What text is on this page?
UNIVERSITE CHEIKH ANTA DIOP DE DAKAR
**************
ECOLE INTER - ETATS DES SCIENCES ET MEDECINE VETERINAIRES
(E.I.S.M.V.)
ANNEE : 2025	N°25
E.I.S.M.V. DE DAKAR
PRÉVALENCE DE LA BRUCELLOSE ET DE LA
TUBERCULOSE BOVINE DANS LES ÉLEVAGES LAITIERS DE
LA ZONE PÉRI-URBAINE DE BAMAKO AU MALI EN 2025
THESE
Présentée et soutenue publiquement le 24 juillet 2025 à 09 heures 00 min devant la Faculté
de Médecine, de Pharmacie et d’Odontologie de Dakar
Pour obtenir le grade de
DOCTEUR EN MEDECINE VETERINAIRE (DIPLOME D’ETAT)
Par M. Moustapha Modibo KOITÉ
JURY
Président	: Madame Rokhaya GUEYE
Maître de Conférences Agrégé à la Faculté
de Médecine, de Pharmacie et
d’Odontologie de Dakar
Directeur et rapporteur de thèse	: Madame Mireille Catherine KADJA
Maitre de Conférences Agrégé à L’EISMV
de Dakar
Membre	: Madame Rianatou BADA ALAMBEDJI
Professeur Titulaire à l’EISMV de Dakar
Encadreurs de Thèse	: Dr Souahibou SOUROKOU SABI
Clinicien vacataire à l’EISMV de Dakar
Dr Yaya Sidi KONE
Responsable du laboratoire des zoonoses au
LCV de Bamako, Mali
##############################
Extract the data exactly as given.

What text is on this page?
UNIVERSITE CHEIKH ANTA DIOP DE DAKAR
**************
ECOLE INTER - ETATS DES SCIENCES ET MEDECINE VETERINAIRES
(E.I.S.M.V.)
ANNEE : 2025	N°25
E.I.S.M.V. DE DAKAR
PRÉVALENCE DE LA BRUCELLOSE ET DE LA
TUBERCULOSE BOVINE DANS LES ÉLEVAGES LAITIERS DE
LA ZONE PÉRI-URBAINE DE BAMAKO AU MALI EN 2025
THESE
Présentée et soutenue publiquement le 24 juillet 2025 à 09 heures 00 min devant la Faculté
de Médecine, de Pharmacie et d’Odontologie de Dakar
Pour obtenir le grade de
DOCTEUR EN MEDECINE VETERINAIRE (DIPLOME D’ETAT)
Par M. Moustapha Modibo KOITÉ
JURY
Président	: Madame Rokhaya GUEYE
Maître de Conférences Agrégé à la Faculté
de Médecine, de Pharmacie et
d’Odontologie de Dakar
Directeur et rapporteur de thèse	: Madame Mireille Catherine KADJA
Maitre de Conférences Agrégé à L’EISMV
de Dakar
Membre	: Madame Rianatou BADA ALAMBEDJI
Professeur Titulaire à l’EISMV de Dakar
Encadreurs de Thèse	: Dr Souahibou SOUROKOU SABI
Clinicien vacataire à l’EISMV de Dakar
Dr Yaya Sidi KONE
Responsable du laboratoire des zoonoses au
LCV de Bamako, Mali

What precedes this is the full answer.